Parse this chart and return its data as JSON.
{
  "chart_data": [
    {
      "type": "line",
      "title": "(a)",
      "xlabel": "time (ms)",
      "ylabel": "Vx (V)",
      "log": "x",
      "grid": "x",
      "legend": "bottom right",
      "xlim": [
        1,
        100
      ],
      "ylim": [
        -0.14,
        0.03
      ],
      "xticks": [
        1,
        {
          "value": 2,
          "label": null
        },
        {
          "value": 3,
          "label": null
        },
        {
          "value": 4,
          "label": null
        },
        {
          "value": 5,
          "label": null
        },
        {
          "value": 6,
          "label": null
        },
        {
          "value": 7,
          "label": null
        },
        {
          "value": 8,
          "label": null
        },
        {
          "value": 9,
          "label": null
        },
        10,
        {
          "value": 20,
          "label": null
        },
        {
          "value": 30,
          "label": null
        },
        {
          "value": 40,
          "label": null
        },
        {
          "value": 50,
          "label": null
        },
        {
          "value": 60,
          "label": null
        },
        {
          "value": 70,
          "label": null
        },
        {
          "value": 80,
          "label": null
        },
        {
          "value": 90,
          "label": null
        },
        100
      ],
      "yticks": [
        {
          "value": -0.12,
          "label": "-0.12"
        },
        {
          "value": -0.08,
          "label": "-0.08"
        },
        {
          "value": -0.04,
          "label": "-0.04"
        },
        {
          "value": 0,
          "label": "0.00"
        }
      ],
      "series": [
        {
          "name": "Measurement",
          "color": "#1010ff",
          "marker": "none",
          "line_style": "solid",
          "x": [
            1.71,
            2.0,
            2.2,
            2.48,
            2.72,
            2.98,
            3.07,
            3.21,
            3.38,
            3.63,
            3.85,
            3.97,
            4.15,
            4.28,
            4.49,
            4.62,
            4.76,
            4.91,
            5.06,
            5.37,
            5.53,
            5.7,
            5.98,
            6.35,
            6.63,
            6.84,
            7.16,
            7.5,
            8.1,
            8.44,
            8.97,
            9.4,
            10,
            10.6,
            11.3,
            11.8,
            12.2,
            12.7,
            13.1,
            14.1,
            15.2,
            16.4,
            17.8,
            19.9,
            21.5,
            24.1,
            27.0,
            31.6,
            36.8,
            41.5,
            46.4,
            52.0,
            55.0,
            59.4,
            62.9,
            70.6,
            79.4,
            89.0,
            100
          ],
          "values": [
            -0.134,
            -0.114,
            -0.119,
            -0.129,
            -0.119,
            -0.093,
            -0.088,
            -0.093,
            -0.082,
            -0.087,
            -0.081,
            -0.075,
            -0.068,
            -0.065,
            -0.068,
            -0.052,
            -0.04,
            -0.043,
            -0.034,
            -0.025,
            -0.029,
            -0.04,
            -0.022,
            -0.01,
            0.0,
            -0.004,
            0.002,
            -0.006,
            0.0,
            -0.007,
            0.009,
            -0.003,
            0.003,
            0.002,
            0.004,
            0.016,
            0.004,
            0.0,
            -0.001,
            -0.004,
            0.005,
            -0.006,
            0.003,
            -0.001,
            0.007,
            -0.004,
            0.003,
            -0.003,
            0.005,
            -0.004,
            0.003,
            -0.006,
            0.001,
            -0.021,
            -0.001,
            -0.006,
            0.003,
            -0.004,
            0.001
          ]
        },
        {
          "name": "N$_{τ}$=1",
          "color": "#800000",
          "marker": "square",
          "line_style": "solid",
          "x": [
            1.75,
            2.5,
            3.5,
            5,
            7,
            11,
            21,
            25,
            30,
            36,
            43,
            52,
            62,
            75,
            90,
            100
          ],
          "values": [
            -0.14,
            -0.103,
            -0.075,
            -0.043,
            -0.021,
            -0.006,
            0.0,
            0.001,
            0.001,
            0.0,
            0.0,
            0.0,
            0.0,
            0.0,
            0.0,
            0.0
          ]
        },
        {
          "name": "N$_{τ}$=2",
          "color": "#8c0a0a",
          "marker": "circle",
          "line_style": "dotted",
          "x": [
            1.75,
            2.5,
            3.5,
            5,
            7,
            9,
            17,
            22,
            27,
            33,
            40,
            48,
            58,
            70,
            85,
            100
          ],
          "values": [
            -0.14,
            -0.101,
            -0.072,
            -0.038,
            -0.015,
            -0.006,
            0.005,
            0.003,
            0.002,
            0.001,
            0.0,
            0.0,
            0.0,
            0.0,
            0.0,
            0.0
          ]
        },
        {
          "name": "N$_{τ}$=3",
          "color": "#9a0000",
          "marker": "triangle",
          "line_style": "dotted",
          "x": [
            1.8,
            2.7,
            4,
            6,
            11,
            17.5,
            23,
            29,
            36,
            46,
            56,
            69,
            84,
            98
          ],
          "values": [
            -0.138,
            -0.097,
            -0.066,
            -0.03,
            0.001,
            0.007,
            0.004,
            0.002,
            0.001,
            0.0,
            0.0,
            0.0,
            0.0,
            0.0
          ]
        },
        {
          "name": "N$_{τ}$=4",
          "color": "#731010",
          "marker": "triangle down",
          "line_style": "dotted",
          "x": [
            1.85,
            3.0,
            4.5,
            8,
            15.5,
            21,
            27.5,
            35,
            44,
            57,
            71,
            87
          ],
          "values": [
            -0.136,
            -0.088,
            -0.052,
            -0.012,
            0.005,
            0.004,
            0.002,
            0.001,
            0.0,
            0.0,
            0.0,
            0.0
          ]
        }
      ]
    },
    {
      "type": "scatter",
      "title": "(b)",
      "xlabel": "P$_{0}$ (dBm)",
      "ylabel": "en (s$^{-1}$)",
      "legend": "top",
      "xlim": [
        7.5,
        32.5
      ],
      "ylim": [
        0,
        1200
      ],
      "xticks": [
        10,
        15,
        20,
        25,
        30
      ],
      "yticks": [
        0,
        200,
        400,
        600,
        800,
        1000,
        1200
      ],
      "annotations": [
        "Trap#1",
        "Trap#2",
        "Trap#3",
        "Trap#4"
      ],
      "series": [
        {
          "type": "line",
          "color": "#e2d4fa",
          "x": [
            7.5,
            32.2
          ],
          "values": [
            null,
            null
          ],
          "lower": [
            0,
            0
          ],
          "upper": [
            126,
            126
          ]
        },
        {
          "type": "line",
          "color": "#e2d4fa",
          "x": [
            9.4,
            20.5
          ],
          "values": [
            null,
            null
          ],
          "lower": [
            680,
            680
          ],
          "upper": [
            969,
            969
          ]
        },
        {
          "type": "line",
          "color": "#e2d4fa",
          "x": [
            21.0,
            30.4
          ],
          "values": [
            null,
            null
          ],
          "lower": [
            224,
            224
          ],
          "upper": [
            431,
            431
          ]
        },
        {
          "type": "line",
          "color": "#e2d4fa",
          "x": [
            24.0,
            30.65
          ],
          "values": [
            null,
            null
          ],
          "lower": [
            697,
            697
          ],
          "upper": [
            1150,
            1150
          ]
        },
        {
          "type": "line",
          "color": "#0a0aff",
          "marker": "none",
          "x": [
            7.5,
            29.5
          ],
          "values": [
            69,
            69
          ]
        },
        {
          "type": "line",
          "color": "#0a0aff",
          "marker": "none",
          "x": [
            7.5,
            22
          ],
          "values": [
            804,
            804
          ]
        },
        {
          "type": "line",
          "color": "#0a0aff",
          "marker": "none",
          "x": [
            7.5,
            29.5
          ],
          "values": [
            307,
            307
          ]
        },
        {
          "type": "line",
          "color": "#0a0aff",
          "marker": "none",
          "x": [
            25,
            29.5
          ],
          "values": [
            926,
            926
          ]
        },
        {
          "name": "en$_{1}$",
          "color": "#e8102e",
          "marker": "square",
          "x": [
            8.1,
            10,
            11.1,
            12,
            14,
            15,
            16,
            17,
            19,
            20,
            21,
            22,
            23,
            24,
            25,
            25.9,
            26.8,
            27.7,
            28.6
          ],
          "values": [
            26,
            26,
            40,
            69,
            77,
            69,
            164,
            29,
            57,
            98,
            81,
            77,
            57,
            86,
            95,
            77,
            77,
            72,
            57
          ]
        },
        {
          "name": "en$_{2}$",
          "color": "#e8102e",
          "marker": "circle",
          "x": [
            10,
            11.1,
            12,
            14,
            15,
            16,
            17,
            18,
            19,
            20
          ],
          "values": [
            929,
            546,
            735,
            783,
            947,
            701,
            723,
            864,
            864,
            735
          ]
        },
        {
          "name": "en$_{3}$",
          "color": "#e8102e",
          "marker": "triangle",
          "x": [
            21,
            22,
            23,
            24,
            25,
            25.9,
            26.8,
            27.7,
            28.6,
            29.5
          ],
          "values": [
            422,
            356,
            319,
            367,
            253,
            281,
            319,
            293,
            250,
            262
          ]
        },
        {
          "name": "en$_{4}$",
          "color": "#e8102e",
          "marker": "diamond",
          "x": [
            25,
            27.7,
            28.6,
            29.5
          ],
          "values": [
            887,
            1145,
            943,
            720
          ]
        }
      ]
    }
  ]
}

- Problem description: Identify the lines in the entries that hold "name" and return each one.

- Final result:
          "name": "Measurement",
          "name": "N$_{τ}$=1",
          "name": "N$_{τ}$=2",
          "name": "N$_{τ}$=3",
          "name": "N$_{τ}$=4",
          "name": "en$_{1}$",
          "name": "en$_{2}$",
          "name": "en$_{3}$",
          "name": "en$_{4}$",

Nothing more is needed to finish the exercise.